■ Material provided ■
[START]
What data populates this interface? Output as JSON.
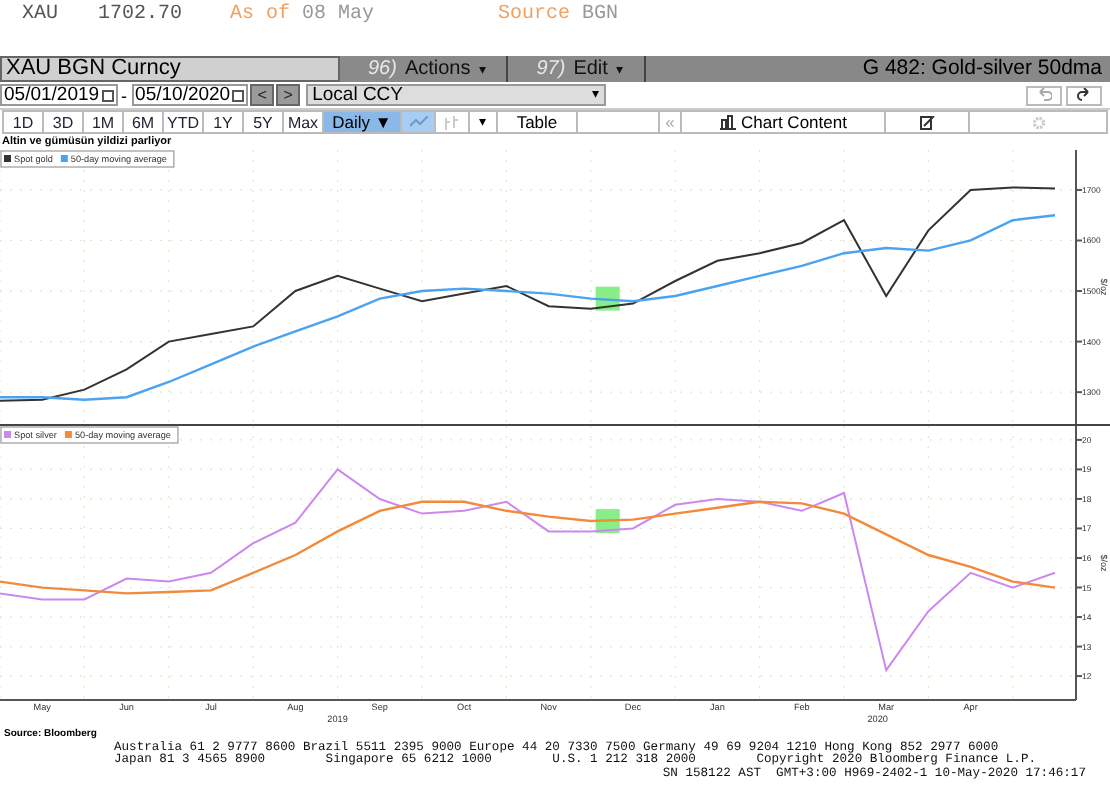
{
  "quote": {
    "ticker": "XAU",
    "price": "1702.70",
    "as_of_label": "As of",
    "as_of_date": "08 May",
    "source_label": "Source",
    "source": "BGN"
  },
  "toolbar": {
    "security": "XAU BGN Curncy",
    "menus": [
      {
        "number": "96)",
        "label": "Actions",
        "caret": "▾"
      },
      {
        "number": "97)",
        "label": "Edit",
        "caret": "▾"
      }
    ],
    "title": "G 482: Gold-silver 50dma"
  },
  "range": {
    "start": "05/01/2019",
    "separator": "-",
    "end": "05/10/2020",
    "prev": "<",
    "next": ">",
    "currency": "Local CCY",
    "caret": "▾"
  },
  "periods": [
    {
      "label": "1D",
      "selected": false
    },
    {
      "label": "3D",
      "selected": false
    },
    {
      "label": "1M",
      "selected": false
    },
    {
      "label": "6M",
      "selected": false
    },
    {
      "label": "YTD",
      "selected": false
    },
    {
      "label": "1Y",
      "selected": false
    },
    {
      "label": "5Y",
      "selected": false
    },
    {
      "label": "Max",
      "selected": false
    }
  ],
  "frequency": {
    "label": "Daily ▼",
    "selected": true
  },
  "chart_types": [
    {
      "kind": "line",
      "selected": true
    },
    {
      "kind": "bar",
      "selected": false
    }
  ],
  "style_caret": "▾",
  "table_label": "Table",
  "collapse": "«",
  "chart_content": "Chart Content",
  "chart_title": "Altin ve gümüsün yildizi parliyor",
  "charts": [
    {
      "chart_data": {
        "type": "line",
        "ylabel": "$/oz",
        "categories": [
          null,
          null,
          null,
          null,
          null,
          null,
          null,
          null,
          null,
          null,
          null,
          null,
          null,
          null,
          null,
          null,
          null,
          null,
          null,
          null,
          null,
          null,
          null,
          null,
          null,
          null
        ],
        "grid": true,
        "legend": "top-left",
        "ylim": [
          1237,
          1779
        ],
        "yticks": [
          1300,
          1400,
          1500,
          1600,
          1700
        ],
        "series": [
          {
            "name": "Spot gold",
            "color": "#333333",
            "values": [
              1283,
              1285,
              1305,
              1345,
              1400,
              1415,
              1430,
              1500,
              1530,
              1505,
              1480,
              1495,
              1510,
              1470,
              1465,
              1475,
              1520,
              1560,
              1575,
              1595,
              1640,
              1490,
              1620,
              1700,
              1705,
              1703
            ]
          },
          {
            "name": "50-day moving average",
            "color": "#4aa3f0",
            "values": [
              1290,
              1290,
              1285,
              1290,
              1320,
              1355,
              1390,
              1420,
              1450,
              1485,
              1500,
              1505,
              1500,
              1495,
              1485,
              1480,
              1490,
              1510,
              1530,
              1550,
              1575,
              1585,
              1580,
              1600,
              1640,
              1650
            ]
          }
        ]
      }
    },
    {
      "chart_data": {
        "type": "line",
        "ylabel": "$/oz",
        "categories": [
          null,
          "May",
          null,
          "Jun",
          null,
          "Jul",
          null,
          "Aug",
          null,
          "Sep",
          null,
          "Oct",
          null,
          "Nov",
          null,
          "Dec",
          null,
          "Jan",
          null,
          "Feb",
          null,
          "Mar",
          null,
          "Apr",
          null,
          null
        ],
        "grid": true,
        "legend": "top-left",
        "ylim": [
          11.19,
          20.47
        ],
        "yticks": [
          12,
          13,
          14,
          15,
          16,
          17,
          18,
          19,
          20
        ],
        "series": [
          {
            "name": "Spot silver",
            "color": "#cc88ee",
            "values": [
              14.8,
              14.6,
              14.6,
              15.3,
              15.2,
              15.5,
              16.5,
              17.2,
              19.0,
              18.0,
              17.5,
              17.6,
              17.9,
              16.9,
              16.9,
              17.0,
              17.8,
              18.0,
              17.9,
              17.6,
              18.2,
              12.2,
              14.2,
              15.5,
              15.0,
              15.5
            ]
          },
          {
            "name": "50-day moving average",
            "color": "#f28a3c",
            "values": [
              15.2,
              15.0,
              14.9,
              14.8,
              14.85,
              14.9,
              15.5,
              16.1,
              16.9,
              17.6,
              17.9,
              17.9,
              17.6,
              17.4,
              17.25,
              17.3,
              17.5,
              17.7,
              17.9,
              17.85,
              17.5,
              16.8,
              16.1,
              15.7,
              15.2,
              15.0
            ]
          }
        ]
      },
      "year_labels": [
        "2019",
        "2020"
      ]
    }
  ],
  "source_note": "Source: Bloomberg",
  "footer": [
    "Australia 61 2 9777 8600 Brazil 5511 2395 9000 Europe 44 20 7330 7500 Germany 49 69 9204 1210 Hong Kong 852 2977 6000",
    "Japan 81 3 4565 8900        Singapore 65 6212 1000        U.S. 1 212 318 2000        Copyright 2020 Bloomberg Finance L.P.",
    "SN 158122 AST  GMT+3:00 H969-2402-1 10-May-2020 17:46:17"
  ]
}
[END]
■ What needs to be done ■
Ignore the images and quote every line of the listing exactly.

■ Response to this exercise ■
What data populates this interface? Output as JSON.
{
  "quote": {
    "ticker": "XAU",
    "price": "1702.70",
    "as_of_label": "As of",
    "as_of_date": "08 May",
    "source_label": "Source",
    "source": "BGN"
  },
  "toolbar": {
    "security": "XAU BGN Curncy",
    "menus": [
      {
        "number": "96)",
        "label": "Actions",
        "caret": "▾"
      },
      {
        "number": "97)",
        "label": "Edit",
        "caret": "▾"
      }
    ],
    "title": "G 482: Gold-silver 50dma"
  },
  "range": {
    "start": "05/01/2019",
    "separator": "-",
    "end": "05/10/2020",
    "prev": "<",
    "next": ">",
    "currency": "Local CCY",
    "caret": "▾"
  },
  "periods": [
    {
      "label": "1D",
      "selected": false
    },
    {
      "label": "3D",
      "selected": false
    },
    {
      "label": "1M",
      "selected": false
    },
    {
      "label": "6M",
      "selected": false
    },
    {
      "label": "YTD",
      "selected": false
    },
    {
      "label": "1Y",
      "selected": false
    },
    {
      "label": "5Y",
      "selected": false
    },
    {
      "label": "Max",
      "selected": false
    }
  ],
  "frequency": {
    "label": "Daily ▼",
    "selected": true
  },
  "chart_types": [
    {
      "kind": "line",
      "selected": true
    },
    {
      "kind": "bar",
      "selected": false
    }
  ],
  "style_caret": "▾",
  "table_label": "Table",
  "collapse": "«",
  "chart_content": "Chart Content",
  "chart_title": "Altin ve gümüsün yildizi parliyor",
  "charts": [
    {
      "chart_data": {
        "type": "line",
        "ylabel": "$/oz",
        "categories": [
          null,
          null,
          null,
          null,
          null,
          null,
          null,
          null,
          null,
          null,
          null,
          null,
          null,
          null,
          null,
          null,
          null,
          null,
          null,
          null,
          null,
          null,
          null,
          null,
          null,
          null
        ],
        "grid": true,
        "legend": "top-left",
        "ylim": [
          1237,
          1779
        ],
        "yticks": [
          1300,
          1400,
          1500,
          1600,
          1700
        ],
        "series": [
          {
            "name": "Spot gold",
            "color": "#333333",
            "values": [
              1283,
              1285,
              1305,
              1345,
              1400,
              1415,
              1430,
              1500,
              1530,
              1505,
              1480,
              1495,
              1510,
              1470,
              1465,
              1475,
              1520,
              1560,
              1575,
              1595,
              1640,
              1490,
              1620,
              1700,
              1705,
              1703
            ]
          },
          {
            "name": "50-day moving average",
            "color": "#4aa3f0",
            "values": [
              1290,
              1290,
              1285,
              1290,
              1320,
              1355,
              1390,
              1420,
              1450,
              1485,
              1500,
              1505,
              1500,
              1495,
              1485,
              1480,
              1490,
              1510,
              1530,
              1550,
              1575,
              1585,
              1580,
              1600,
              1640,
              1650
            ]
          }
        ]
      }
    },
    {
      "chart_data": {
        "type": "line",
        "ylabel": "$/oz",
        "categories": [
          null,
          "May",
          null,
          "Jun",
          null,
          "Jul",
          null,
          "Aug",
          null,
          "Sep",
          null,
          "Oct",
          null,
          "Nov",
          null,
          "Dec",
          null,
          "Jan",
          null,
          "Feb",
          null,
          "Mar",
          null,
          "Apr",
          null,
          null
        ],
        "grid": true,
        "legend": "top-left",
        "ylim": [
          11.19,
          20.47
        ],
        "yticks": [
          12,
          13,
          14,
          15,
          16,
          17,
          18,
          19,
          20
        ],
        "series": [
          {
            "name": "Spot silver",
            "color": "#cc88ee",
            "values": [
              14.8,
              14.6,
              14.6,
              15.3,
              15.2,
              15.5,
              16.5,
              17.2,
              19.0,
              18.0,
              17.5,
              17.6,
              17.9,
              16.9,
              16.9,
              17.0,
              17.8,
              18.0,
              17.9,
              17.6,
              18.2,
              12.2,
              14.2,
              15.5,
              15.0,
              15.5
            ]
          },
          {
            "name": "50-day moving average",
            "color": "#f28a3c",
            "values": [
              15.2,
              15.0,
              14.9,
              14.8,
              14.85,
              14.9,
              15.5,
              16.1,
              16.9,
              17.6,
              17.9,
              17.9,
              17.6,
              17.4,
              17.25,
              17.3,
              17.5,
              17.7,
              17.9,
              17.85,
              17.5,
              16.8,
              16.1,
              15.7,
              15.2,
              15.0
            ]
          }
        ]
      },
      "year_labels": [
        "2019",
        "2020"
      ]
    }
  ],
  "source_note": "Source: Bloomberg",
  "footer": [
    "Australia 61 2 9777 8600 Brazil 5511 2395 9000 Europe 44 20 7330 7500 Germany 49 69 9204 1210 Hong Kong 852 2977 6000",
    "Japan 81 3 4565 8900        Singapore 65 6212 1000        U.S. 1 212 318 2000        Copyright 2020 Bloomberg Finance L.P.",
    "SN 158122 AST  GMT+3:00 H969-2402-1 10-May-2020 17:46:17"
  ]
}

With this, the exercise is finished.